## Goal:
Restate, word for word, every line of the data.

Dataset records
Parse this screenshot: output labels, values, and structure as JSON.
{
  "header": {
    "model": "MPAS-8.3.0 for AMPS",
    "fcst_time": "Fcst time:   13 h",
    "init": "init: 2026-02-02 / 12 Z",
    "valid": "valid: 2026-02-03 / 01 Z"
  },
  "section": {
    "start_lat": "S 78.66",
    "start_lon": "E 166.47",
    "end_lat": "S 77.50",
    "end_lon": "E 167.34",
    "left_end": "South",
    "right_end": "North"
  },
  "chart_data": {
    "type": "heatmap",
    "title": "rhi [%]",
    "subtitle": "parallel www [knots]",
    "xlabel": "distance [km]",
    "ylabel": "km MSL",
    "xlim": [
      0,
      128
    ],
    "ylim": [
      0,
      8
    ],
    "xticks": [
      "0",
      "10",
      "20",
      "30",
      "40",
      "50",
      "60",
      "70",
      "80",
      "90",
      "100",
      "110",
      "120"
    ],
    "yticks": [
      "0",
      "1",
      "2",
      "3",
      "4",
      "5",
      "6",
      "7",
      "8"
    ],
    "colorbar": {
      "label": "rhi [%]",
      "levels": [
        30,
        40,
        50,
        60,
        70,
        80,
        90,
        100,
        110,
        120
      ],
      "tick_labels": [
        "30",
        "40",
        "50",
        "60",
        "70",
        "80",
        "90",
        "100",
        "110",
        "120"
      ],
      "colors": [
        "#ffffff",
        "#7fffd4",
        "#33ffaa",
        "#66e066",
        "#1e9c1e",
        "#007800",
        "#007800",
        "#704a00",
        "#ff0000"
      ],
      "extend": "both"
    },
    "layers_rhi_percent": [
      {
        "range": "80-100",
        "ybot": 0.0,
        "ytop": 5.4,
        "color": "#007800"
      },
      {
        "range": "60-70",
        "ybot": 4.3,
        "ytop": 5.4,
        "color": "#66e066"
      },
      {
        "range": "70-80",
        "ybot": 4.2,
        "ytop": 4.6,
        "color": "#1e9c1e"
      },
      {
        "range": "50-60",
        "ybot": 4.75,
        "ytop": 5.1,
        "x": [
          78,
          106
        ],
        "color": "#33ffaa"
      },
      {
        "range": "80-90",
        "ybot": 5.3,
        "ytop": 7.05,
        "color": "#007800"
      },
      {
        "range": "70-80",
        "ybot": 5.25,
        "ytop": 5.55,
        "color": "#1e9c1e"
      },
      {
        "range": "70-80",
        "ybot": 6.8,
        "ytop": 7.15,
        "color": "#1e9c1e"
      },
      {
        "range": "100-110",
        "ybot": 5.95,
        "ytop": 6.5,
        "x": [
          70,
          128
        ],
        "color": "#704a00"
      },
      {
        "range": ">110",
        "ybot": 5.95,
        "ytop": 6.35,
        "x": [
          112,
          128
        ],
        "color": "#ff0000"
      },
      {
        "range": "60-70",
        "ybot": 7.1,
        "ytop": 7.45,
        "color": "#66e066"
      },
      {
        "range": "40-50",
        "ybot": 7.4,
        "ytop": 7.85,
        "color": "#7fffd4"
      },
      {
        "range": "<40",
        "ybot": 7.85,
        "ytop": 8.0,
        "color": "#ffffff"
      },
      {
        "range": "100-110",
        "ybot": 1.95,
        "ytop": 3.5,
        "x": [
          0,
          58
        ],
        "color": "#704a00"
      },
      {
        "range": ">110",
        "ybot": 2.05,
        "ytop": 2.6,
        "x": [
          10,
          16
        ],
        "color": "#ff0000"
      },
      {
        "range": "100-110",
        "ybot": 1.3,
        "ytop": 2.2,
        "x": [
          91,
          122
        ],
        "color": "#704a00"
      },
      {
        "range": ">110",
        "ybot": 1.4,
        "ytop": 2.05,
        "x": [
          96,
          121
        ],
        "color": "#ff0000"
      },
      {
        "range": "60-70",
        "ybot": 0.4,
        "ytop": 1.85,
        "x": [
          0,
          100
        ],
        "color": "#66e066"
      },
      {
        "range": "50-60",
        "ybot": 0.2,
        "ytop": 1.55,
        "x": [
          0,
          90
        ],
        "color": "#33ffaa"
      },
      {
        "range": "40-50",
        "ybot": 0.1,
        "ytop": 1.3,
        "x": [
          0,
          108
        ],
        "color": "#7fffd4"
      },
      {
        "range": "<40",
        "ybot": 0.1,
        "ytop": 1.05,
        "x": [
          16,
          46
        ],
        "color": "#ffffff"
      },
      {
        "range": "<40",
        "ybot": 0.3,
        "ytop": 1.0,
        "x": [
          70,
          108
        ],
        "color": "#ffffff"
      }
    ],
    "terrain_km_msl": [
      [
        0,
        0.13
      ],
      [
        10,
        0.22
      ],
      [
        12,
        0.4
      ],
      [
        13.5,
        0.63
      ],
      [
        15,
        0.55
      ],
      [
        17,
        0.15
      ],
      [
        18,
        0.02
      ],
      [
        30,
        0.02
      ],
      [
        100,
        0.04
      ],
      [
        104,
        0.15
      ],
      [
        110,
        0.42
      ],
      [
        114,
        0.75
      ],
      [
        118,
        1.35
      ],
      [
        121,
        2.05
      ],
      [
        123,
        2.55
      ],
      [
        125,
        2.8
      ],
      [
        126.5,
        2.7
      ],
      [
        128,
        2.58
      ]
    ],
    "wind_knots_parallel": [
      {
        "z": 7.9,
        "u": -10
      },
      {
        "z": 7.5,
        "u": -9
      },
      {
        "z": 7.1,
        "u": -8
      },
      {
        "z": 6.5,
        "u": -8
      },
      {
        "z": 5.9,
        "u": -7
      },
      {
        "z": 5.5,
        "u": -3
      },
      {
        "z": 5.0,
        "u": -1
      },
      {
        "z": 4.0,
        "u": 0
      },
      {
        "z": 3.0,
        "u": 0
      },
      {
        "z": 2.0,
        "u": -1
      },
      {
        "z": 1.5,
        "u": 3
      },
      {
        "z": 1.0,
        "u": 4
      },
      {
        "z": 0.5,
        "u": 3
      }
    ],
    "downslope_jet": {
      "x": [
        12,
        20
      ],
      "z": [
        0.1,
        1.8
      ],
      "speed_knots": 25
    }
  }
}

## Solution:
Parse this screenshot: output labels, values, and structure as JSON.
{
  "header": {
    "model": "MPAS-8.3.0 for AMPS",
    "fcst_time": "Fcst time:   13 h",
    "init": "init: 2026-02-02 / 12 Z",
    "valid": "valid: 2026-02-03 / 01 Z"
  },
  "section": {
    "start_lat": "S 78.66",
    "start_lon": "E 166.47",
    "end_lat": "S 77.50",
    "end_lon": "E 167.34",
    "left_end": "South",
    "right_end": "North"
  },
  "chart_data": {
    "type": "heatmap",
    "title": "rhi [%]",
    "subtitle": "parallel www [knots]",
    "xlabel": "distance [km]",
    "ylabel": "km MSL",
    "xlim": [
      0,
      128
    ],
    "ylim": [
      0,
      8
    ],
    "xticks": [
      "0",
      "10",
      "20",
      "30",
      "40",
      "50",
      "60",
      "70",
      "80",
      "90",
      "100",
      "110",
      "120"
    ],
    "yticks": [
      "0",
      "1",
      "2",
      "3",
      "4",
      "5",
      "6",
      "7",
      "8"
    ],
    "colorbar": {
      "label": "rhi [%]",
      "levels": [
        30,
        40,
        50,
        60,
        70,
        80,
        90,
        100,
        110,
        120
      ],
      "tick_labels": [
        "30",
        "40",
        "50",
        "60",
        "70",
        "80",
        "90",
        "100",
        "110",
        "120"
      ],
      "colors": [
        "#ffffff",
        "#7fffd4",
        "#33ffaa",
        "#66e066",
        "#1e9c1e",
        "#007800",
        "#007800",
        "#704a00",
        "#ff0000"
      ],
      "extend": "both"
    },
    "layers_rhi_percent": [
      {
        "range": "80-100",
        "ybot": 0.0,
        "ytop": 5.4,
        "color": "#007800"
      },
      {
        "range": "60-70",
        "ybot": 4.3,
        "ytop": 5.4,
        "color": "#66e066"
      },
      {
        "range": "70-80",
        "ybot": 4.2,
        "ytop": 4.6,
        "color": "#1e9c1e"
      },
      {
        "range": "50-60",
        "ybot": 4.75,
        "ytop": 5.1,
        "x": [
          78,
          106
        ],
        "color": "#33ffaa"
      },
      {
        "range": "80-90",
        "ybot": 5.3,
        "ytop": 7.05,
        "color": "#007800"
      },
      {
        "range": "70-80",
        "ybot": 5.25,
        "ytop": 5.55,
        "color": "#1e9c1e"
      },
      {
        "range": "70-80",
        "ybot": 6.8,
        "ytop": 7.15,
        "color": "#1e9c1e"
      },
      {
        "range": "100-110",
        "ybot": 5.95,
        "ytop": 6.5,
        "x": [
          70,
          128
        ],
        "color": "#704a00"
      },
      {
        "range": ">110",
        "ybot": 5.95,
        "ytop": 6.35,
        "x": [
          112,
          128
        ],
        "color": "#ff0000"
      },
      {
        "range": "60-70",
        "ybot": 7.1,
        "ytop": 7.45,
        "color": "#66e066"
      },
      {
        "range": "40-50",
        "ybot": 7.4,
        "ytop": 7.85,
        "color": "#7fffd4"
      },
      {
        "range": "<40",
        "ybot": 7.85,
        "ytop": 8.0,
        "color": "#ffffff"
      },
      {
        "range": "100-110",
        "ybot": 1.95,
        "ytop": 3.5,
        "x": [
          0,
          58
        ],
        "color": "#704a00"
      },
      {
        "range": ">110",
        "ybot": 2.05,
        "ytop": 2.6,
        "x": [
          10,
          16
        ],
        "color": "#ff0000"
      },
      {
        "range": "100-110",
        "ybot": 1.3,
        "ytop": 2.2,
        "x": [
          91,
          122
        ],
        "color": "#704a00"
      },
      {
        "range": ">110",
        "ybot": 1.4,
        "ytop": 2.05,
        "x": [
          96,
          121
        ],
        "color": "#ff0000"
      },
      {
        "range": "60-70",
        "ybot": 0.4,
        "ytop": 1.85,
        "x": [
          0,
          100
        ],
        "color": "#66e066"
      },
      {
        "range": "50-60",
        "ybot": 0.2,
        "ytop": 1.55,
        "x": [
          0,
          90
        ],
        "color": "#33ffaa"
      },
      {
        "range": "40-50",
        "ybot": 0.1,
        "ytop": 1.3,
        "x": [
          0,
          108
        ],
        "color": "#7fffd4"
      },
      {
        "range": "<40",
        "ybot": 0.1,
        "ytop": 1.05,
        "x": [
          16,
          46
        ],
        "color": "#ffffff"
      },
      {
        "range": "<40",
        "ybot": 0.3,
        "ytop": 1.0,
        "x": [
          70,
          108
        ],
        "color": "#ffffff"
      }
    ],
    "terrain_km_msl": [
      [
        0,
        0.13
      ],
      [
        10,
        0.22
      ],
      [
        12,
        0.4
      ],
      [
        13.5,
        0.63
      ],
      [
        15,
        0.55
      ],
      [
        17,
        0.15
      ],
      [
        18,
        0.02
      ],
      [
        30,
        0.02
      ],
      [
        100,
        0.04
      ],
      [
        104,
        0.15
      ],
      [
        110,
        0.42
      ],
      [
        114,
        0.75
      ],
      [
        118,
        1.35
      ],
      [
        121,
        2.05
      ],
      [
        123,
        2.55
      ],
      [
        125,
        2.8
      ],
      [
        126.5,
        2.7
      ],
      [
        128,
        2.58
      ]
    ],
    "wind_knots_parallel": [
      {
        "z": 7.9,
        "u": -10
      },
      {
        "z": 7.5,
        "u": -9
      },
      {
        "z": 7.1,
        "u": -8
      },
      {
        "z": 6.5,
        "u": -8
      },
      {
        "z": 5.9,
        "u": -7
      },
      {
        "z": 5.5,
        "u": -3
      },
      {
        "z": 5.0,
        "u": -1
      },
      {
        "z": 4.0,
        "u": 0
      },
      {
        "z": 3.0,
        "u": 0
      },
      {
        "z": 2.0,
        "u": -1
      },
      {
        "z": 1.5,
        "u": 3
      },
      {
        "z": 1.0,
        "u": 4
      },
      {
        "z": 0.5,
        "u": 3
      }
    ],
    "downslope_jet": {
      "x": [
        12,
        20
      ],
      "z": [
        0.1,
        1.8
      ],
      "speed_knots": 25
    }
  }
}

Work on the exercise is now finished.